## Given request
Can you write out all the lines word for word, with no pictures?

▬▬▬▬▬▬

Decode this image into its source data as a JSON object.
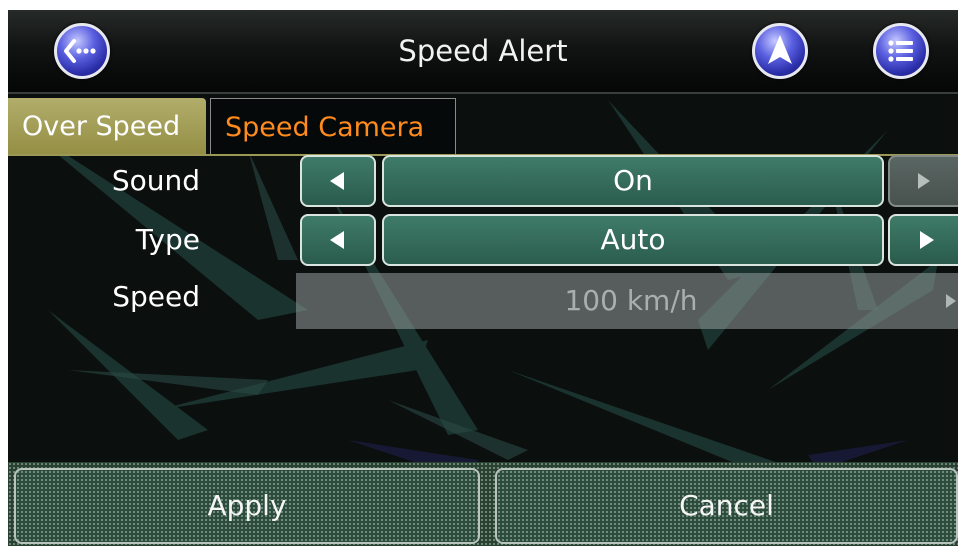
{
  "header": {
    "title": "Speed Alert",
    "icons": {
      "back": "back-ellipsis-icon",
      "navigate": "navigation-arrow-icon",
      "menu": "list-menu-icon"
    }
  },
  "tabs": [
    {
      "label": "Over Speed",
      "active": false
    },
    {
      "label": "Speed Camera",
      "active": true
    }
  ],
  "settings": {
    "sound": {
      "label": "Sound",
      "value": "On"
    },
    "type": {
      "label": "Type",
      "value": "Auto"
    },
    "speed": {
      "label": "Speed",
      "value": "100 km/h",
      "enabled": false
    }
  },
  "footer": {
    "apply_label": "Apply",
    "cancel_label": "Cancel"
  },
  "colors": {
    "accent_tab_active": "#ff8a1e",
    "tab_inactive": "#a6a25c",
    "control_green": "#3a7362",
    "button_blue": "#3a3fd0"
  }
}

▬▬▬▬▬▬

## Full response
Decode this image into its source data as a JSON object.
{
  "header": {
    "title": "Speed Alert",
    "icons": {
      "back": "back-ellipsis-icon",
      "navigate": "navigation-arrow-icon",
      "menu": "list-menu-icon"
    }
  },
  "tabs": [
    {
      "label": "Over Speed",
      "active": false
    },
    {
      "label": "Speed Camera",
      "active": true
    }
  ],
  "settings": {
    "sound": {
      "label": "Sound",
      "value": "On"
    },
    "type": {
      "label": "Type",
      "value": "Auto"
    },
    "speed": {
      "label": "Speed",
      "value": "100 km/h",
      "enabled": false
    }
  },
  "footer": {
    "apply_label": "Apply",
    "cancel_label": "Cancel"
  },
  "colors": {
    "accent_tab_active": "#ff8a1e",
    "tab_inactive": "#a6a25c",
    "control_green": "#3a7362",
    "button_blue": "#3a3fd0"
  }
}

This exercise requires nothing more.